* _What the exercise asks_
Pick out the lines below with "Estimated" and list them.

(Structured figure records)
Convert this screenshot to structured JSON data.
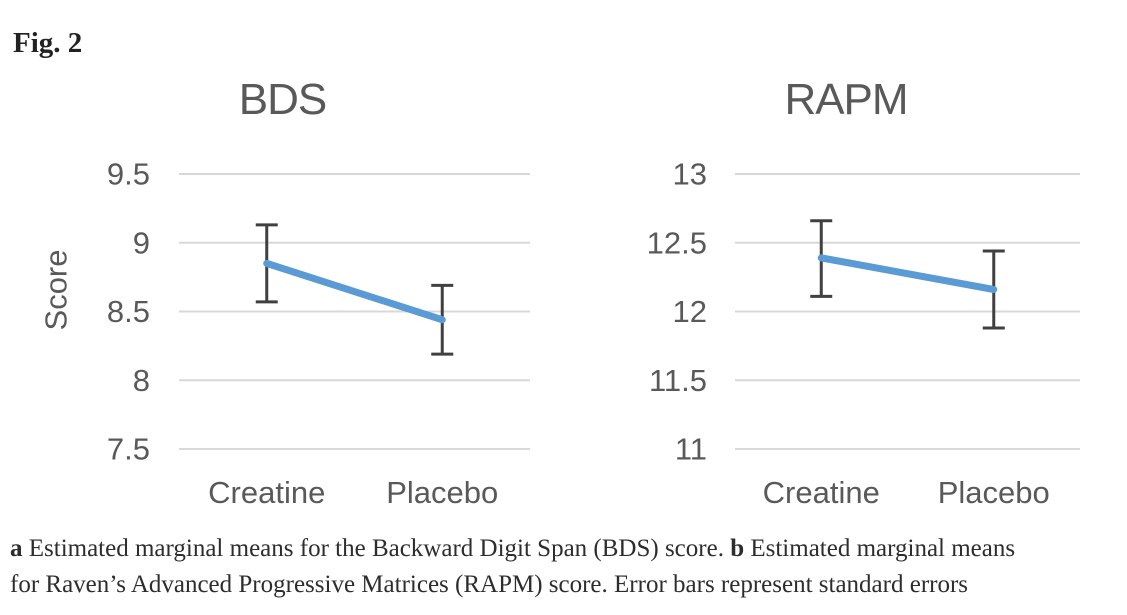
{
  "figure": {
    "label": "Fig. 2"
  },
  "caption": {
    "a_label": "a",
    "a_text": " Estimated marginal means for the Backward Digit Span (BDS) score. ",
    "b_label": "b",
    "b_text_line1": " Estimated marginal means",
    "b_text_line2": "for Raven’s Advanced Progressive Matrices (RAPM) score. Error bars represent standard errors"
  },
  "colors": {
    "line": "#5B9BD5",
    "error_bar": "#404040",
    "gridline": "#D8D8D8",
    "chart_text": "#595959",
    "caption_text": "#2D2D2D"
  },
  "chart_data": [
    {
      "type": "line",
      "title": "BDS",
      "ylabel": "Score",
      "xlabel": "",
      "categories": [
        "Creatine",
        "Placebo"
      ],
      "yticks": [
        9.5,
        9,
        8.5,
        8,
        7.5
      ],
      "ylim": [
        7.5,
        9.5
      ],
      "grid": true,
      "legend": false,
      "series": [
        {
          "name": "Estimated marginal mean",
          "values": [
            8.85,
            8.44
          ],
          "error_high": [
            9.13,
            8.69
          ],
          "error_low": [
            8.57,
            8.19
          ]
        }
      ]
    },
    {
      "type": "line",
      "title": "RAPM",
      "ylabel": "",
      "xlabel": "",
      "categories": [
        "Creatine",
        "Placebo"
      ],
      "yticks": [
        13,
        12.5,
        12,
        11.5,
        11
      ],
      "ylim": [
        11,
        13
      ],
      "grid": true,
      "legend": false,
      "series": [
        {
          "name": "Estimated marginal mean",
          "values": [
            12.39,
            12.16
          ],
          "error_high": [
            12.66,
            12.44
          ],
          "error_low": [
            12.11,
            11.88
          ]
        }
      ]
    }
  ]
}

...

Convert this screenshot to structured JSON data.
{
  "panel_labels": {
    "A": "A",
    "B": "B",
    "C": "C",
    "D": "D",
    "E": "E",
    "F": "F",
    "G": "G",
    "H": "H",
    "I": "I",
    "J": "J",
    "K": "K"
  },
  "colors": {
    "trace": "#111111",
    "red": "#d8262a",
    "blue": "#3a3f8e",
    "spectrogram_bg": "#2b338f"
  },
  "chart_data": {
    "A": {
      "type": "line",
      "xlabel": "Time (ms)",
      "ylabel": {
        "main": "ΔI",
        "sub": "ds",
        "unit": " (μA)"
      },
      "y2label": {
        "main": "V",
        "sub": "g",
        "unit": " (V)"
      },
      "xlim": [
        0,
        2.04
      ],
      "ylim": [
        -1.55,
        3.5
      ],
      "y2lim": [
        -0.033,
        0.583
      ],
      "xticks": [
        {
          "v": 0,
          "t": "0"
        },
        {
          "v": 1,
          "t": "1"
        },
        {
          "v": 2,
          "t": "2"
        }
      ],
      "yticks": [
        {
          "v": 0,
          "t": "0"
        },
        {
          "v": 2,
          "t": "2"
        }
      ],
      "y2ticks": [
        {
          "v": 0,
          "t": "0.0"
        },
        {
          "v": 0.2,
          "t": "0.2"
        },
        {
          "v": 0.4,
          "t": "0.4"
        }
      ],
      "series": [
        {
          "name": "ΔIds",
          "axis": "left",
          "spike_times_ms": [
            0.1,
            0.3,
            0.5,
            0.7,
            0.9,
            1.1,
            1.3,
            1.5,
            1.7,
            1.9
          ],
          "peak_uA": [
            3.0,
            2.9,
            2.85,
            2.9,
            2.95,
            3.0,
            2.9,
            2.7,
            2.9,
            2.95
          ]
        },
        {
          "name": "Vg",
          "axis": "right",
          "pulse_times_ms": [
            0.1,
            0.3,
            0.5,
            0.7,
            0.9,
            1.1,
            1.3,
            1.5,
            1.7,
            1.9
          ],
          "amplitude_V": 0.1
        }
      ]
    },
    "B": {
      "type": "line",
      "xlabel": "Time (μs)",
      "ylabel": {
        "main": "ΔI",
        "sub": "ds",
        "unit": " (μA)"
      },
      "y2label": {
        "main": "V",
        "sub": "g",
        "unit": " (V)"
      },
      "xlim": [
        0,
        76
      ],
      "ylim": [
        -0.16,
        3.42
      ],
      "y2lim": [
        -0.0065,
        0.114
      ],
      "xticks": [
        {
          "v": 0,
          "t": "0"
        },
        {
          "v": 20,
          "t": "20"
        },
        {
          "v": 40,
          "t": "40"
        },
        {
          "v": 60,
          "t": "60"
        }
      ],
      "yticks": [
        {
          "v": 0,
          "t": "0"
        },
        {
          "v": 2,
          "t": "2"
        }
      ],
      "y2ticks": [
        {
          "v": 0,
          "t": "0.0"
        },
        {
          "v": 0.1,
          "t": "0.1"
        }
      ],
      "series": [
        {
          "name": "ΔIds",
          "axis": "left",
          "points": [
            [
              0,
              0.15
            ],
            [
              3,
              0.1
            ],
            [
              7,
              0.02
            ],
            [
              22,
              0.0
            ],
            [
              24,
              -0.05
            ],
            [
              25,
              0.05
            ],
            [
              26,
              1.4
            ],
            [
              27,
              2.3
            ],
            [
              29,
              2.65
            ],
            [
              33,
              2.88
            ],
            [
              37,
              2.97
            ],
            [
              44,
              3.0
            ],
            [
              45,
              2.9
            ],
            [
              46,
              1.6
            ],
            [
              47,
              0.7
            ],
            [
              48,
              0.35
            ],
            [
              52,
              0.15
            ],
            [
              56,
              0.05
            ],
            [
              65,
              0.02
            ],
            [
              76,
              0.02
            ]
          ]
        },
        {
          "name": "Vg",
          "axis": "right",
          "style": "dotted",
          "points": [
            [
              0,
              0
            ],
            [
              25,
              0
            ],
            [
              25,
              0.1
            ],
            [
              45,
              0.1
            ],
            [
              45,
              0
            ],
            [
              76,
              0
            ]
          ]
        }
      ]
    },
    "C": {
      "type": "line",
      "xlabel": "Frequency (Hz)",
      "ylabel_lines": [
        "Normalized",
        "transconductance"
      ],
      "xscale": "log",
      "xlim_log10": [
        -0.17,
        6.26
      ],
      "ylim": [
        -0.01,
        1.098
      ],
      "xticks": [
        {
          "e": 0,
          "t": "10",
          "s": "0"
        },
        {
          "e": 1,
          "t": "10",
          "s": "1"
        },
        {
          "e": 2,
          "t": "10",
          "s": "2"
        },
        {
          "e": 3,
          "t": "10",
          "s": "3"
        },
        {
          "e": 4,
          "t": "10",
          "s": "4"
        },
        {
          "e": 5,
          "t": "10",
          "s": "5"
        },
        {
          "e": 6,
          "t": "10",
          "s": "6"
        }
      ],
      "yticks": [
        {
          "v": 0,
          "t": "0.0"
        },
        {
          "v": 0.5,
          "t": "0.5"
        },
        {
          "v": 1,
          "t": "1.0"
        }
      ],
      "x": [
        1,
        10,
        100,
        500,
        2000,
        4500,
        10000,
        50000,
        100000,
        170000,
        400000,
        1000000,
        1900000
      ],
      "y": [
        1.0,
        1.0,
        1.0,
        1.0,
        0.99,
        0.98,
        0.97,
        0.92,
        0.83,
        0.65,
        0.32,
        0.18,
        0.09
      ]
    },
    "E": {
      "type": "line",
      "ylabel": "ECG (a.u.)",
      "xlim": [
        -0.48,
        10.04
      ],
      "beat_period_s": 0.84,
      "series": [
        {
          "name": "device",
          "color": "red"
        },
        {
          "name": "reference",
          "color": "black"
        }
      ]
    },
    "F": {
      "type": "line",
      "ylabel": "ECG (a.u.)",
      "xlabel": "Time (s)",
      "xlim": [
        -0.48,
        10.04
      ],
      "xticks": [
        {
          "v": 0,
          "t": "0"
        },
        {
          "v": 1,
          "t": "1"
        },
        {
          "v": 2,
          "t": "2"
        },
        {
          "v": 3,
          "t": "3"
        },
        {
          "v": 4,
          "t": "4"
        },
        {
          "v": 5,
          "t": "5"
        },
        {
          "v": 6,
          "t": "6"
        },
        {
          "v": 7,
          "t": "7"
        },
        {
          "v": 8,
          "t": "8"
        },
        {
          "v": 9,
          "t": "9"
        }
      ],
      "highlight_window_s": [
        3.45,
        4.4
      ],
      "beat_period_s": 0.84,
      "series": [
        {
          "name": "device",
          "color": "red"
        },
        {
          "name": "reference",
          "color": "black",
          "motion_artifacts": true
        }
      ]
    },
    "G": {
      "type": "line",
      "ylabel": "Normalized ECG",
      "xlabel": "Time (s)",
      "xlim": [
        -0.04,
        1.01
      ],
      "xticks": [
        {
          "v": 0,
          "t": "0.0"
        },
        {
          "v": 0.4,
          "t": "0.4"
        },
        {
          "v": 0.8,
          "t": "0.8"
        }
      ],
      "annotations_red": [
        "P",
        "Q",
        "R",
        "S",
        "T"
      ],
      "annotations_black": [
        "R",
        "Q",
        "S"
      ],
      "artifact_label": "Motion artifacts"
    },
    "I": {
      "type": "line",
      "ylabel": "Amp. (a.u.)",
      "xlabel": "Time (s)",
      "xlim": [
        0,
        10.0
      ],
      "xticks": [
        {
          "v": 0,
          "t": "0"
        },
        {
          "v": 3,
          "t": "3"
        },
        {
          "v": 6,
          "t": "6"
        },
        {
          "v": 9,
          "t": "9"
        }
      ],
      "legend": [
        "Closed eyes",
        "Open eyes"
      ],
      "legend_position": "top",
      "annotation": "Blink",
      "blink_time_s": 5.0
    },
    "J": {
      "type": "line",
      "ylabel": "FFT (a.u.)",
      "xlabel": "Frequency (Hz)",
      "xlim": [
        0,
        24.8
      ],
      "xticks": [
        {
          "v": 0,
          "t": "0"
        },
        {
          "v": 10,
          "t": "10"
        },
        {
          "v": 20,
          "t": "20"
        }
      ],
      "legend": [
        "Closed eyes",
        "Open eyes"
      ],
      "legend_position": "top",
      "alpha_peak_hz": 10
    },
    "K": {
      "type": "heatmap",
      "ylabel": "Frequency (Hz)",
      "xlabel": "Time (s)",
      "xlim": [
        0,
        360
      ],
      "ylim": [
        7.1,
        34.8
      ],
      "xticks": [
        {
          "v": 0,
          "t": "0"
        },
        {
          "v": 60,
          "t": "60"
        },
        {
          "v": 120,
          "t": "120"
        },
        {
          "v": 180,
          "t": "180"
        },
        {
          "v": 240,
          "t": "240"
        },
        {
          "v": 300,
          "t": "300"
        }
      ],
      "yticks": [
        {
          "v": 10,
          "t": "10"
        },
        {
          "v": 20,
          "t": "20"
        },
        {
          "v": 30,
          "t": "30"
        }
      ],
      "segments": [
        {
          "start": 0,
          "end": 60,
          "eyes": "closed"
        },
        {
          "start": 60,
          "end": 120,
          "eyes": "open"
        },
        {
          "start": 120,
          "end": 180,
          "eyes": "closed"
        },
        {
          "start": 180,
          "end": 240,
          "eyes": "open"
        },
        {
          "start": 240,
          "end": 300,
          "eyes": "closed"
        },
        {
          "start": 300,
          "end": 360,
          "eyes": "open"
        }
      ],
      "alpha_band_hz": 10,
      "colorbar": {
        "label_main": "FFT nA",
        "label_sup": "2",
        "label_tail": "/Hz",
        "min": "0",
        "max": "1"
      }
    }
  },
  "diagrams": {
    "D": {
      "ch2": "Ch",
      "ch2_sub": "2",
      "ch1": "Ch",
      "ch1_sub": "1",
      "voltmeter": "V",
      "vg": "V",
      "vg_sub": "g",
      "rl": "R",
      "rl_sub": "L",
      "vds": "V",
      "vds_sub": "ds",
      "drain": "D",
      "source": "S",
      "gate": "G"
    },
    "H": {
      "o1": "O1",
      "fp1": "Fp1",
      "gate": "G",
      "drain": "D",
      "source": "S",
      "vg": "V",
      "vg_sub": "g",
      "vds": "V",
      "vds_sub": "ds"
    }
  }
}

==

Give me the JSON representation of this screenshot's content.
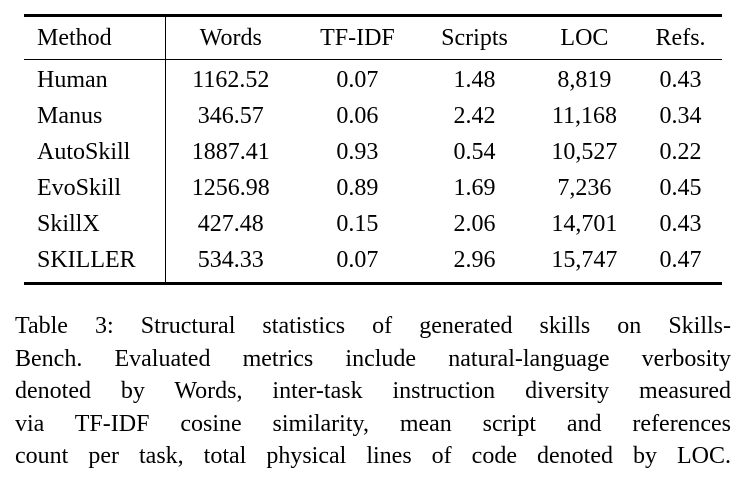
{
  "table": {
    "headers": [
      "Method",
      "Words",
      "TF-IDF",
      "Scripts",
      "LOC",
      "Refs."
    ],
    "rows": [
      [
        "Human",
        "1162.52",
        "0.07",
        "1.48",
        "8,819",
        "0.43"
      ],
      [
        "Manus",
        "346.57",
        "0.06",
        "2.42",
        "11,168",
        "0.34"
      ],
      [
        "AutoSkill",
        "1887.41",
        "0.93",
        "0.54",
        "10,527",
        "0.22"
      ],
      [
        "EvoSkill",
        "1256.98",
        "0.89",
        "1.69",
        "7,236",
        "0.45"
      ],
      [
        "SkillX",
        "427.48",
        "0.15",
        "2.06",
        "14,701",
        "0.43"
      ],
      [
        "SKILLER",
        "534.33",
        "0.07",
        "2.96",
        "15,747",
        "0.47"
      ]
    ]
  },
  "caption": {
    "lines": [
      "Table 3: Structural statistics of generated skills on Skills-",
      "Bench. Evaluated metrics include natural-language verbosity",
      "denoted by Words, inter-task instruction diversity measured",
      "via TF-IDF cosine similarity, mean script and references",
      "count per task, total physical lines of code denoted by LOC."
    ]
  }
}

* _Exercise solution_
    "a_text": " Estimated marginal means for the Backward Digit Span (BDS) score. ",
    "b_text_line1": " Estimated marginal means",
          "name": "Estimated marginal mean",
          "name": "Estimated marginal mean",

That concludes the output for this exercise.